------ ITEMS

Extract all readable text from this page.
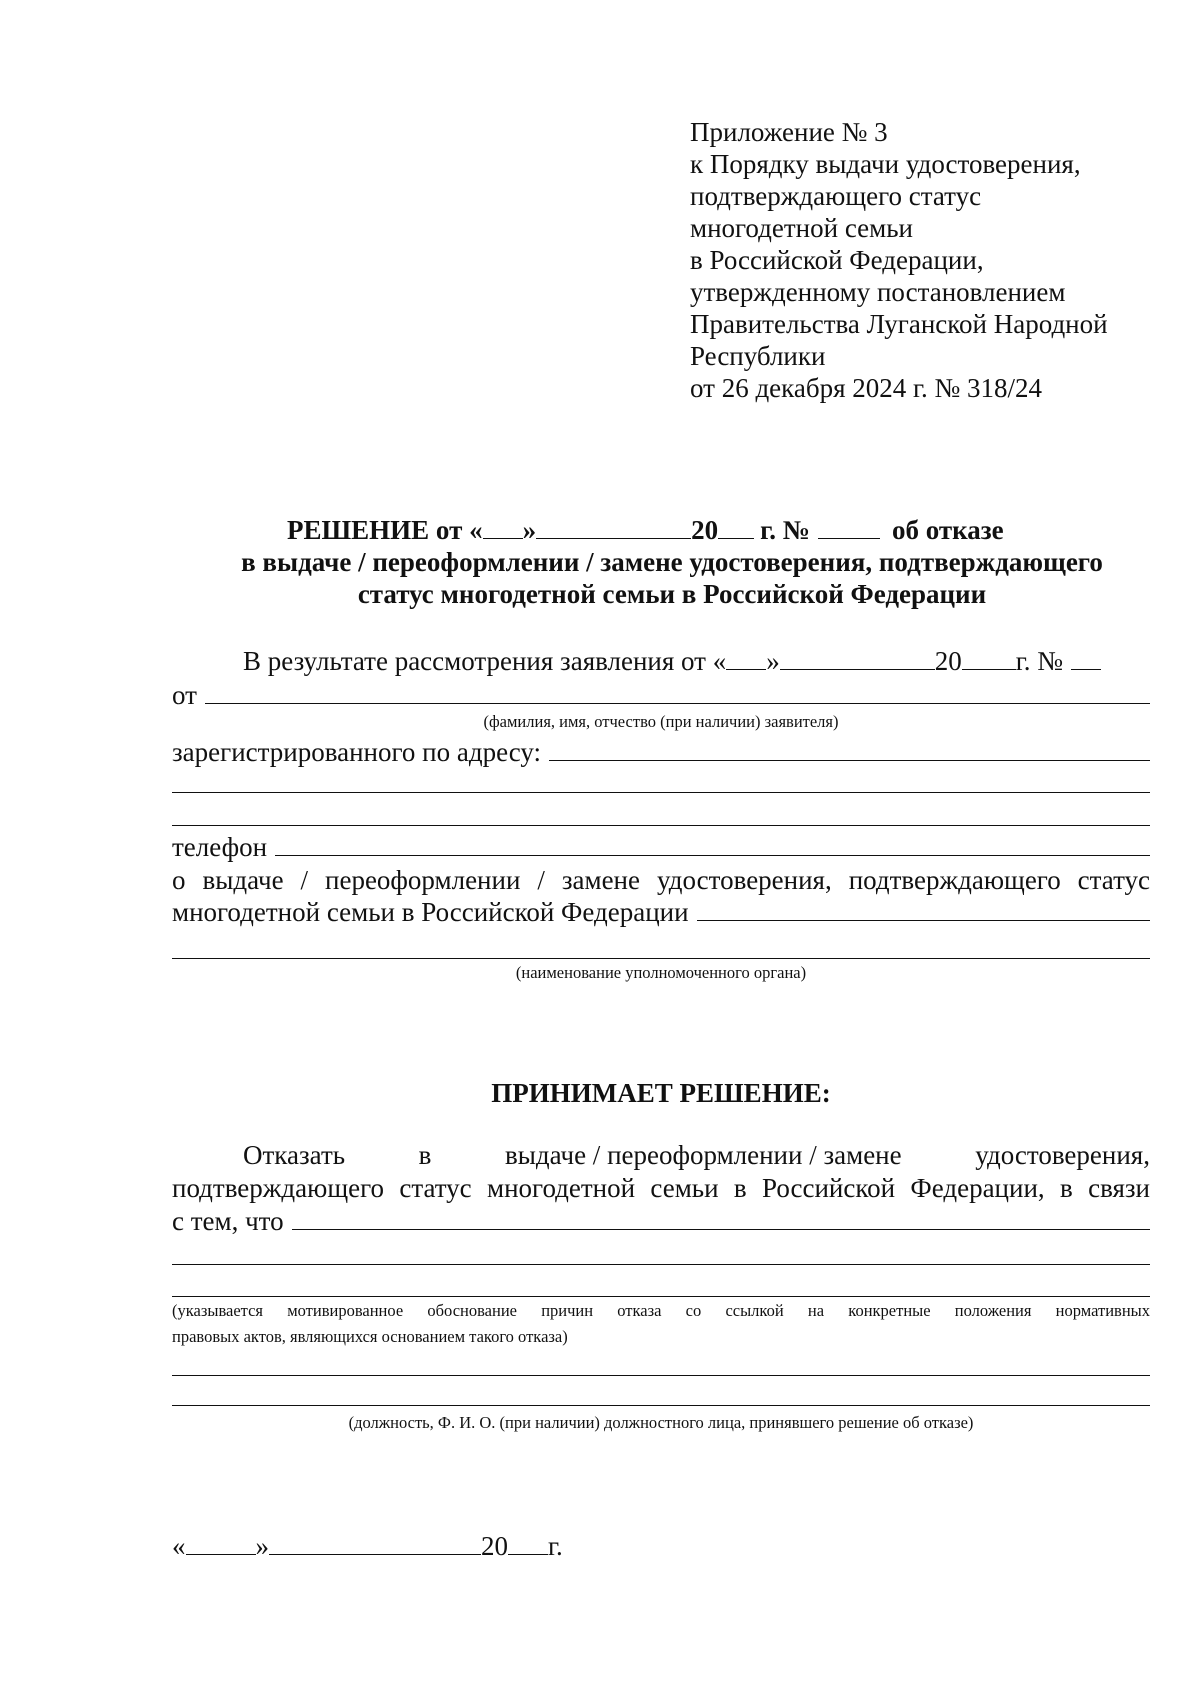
Приложение № 3
к Порядку выдачи удостоверения,
подтверждающего статус
многодетной семьи
в Российской Федерации,
утвержденному постановлением
Правительства Луганской Народной
Республики
от 26 декабря 2024 г. № 318/24
РЕШЕНИЕ от « »	20 г. №	об отказе
в выдаче / переоформлении / замене удостоверения, подтверждающего
статус многодетной семьи в Российской Федерации
В результате рассмотрения заявления от « »	20 г. №
от
(фамилия, имя, отчество (при наличии) заявителя)
зарегистрированного по адресу:
телефон
о выдаче / переоформлении / замене удостоверения, подтверждающего статус
многодетной семьи в Российской Федерации
(наименование уполномоченного органа)
ПРИНИМАЕТ РЕШЕНИЕ:
Отказать	в	выдаче / переоформлении / замене	удостоверения,
подтверждающего статус многодетной семьи в Российской Федерации, в связи
с тем, что
(указывается мотивированное обоснование причин отказа со ссылкой на конкретные положения нормативных
правовых актов, являющихся основанием такого отказа)
(должность, Ф. И. О. (при наличии) должностного лица, принявшего решение об отказе)
«	»	20 г.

------------

• [PROBLEM STATEMENT]: Write the listing out a second time exactly, dropping all images.

• [ANSWER TO THE EXERCISE]:
Extract all readable text from this page.
Приложение № 3
к Порядку выдачи удостоверения,
подтверждающего статус
многодетной семьи
в Российской Федерации,
утвержденному постановлением
Правительства Луганской Народной
Республики
от 26 декабря 2024 г. № 318/24
РЕШЕНИЕ от « »	20 г. №	об отказе
в выдаче / переоформлении / замене удостоверения, подтверждающего
статус многодетной семьи в Российской Федерации
В результате рассмотрения заявления от « »	20 г. №
от
(фамилия, имя, отчество (при наличии) заявителя)
зарегистрированного по адресу:
телефон
о выдаче / переоформлении / замене удостоверения, подтверждающего статус
многодетной семьи в Российской Федерации
(наименование уполномоченного органа)
ПРИНИМАЕТ РЕШЕНИЕ:
Отказать	в	выдаче / переоформлении / замене	удостоверения,
подтверждающего статус многодетной семьи в Российской Федерации, в связи
с тем, что
(указывается мотивированное обоснование причин отказа со ссылкой на конкретные положения нормативных
правовых актов, являющихся основанием такого отказа)
(должность, Ф. И. О. (при наличии) должностного лица, принявшего решение об отказе)
«	»	20 г.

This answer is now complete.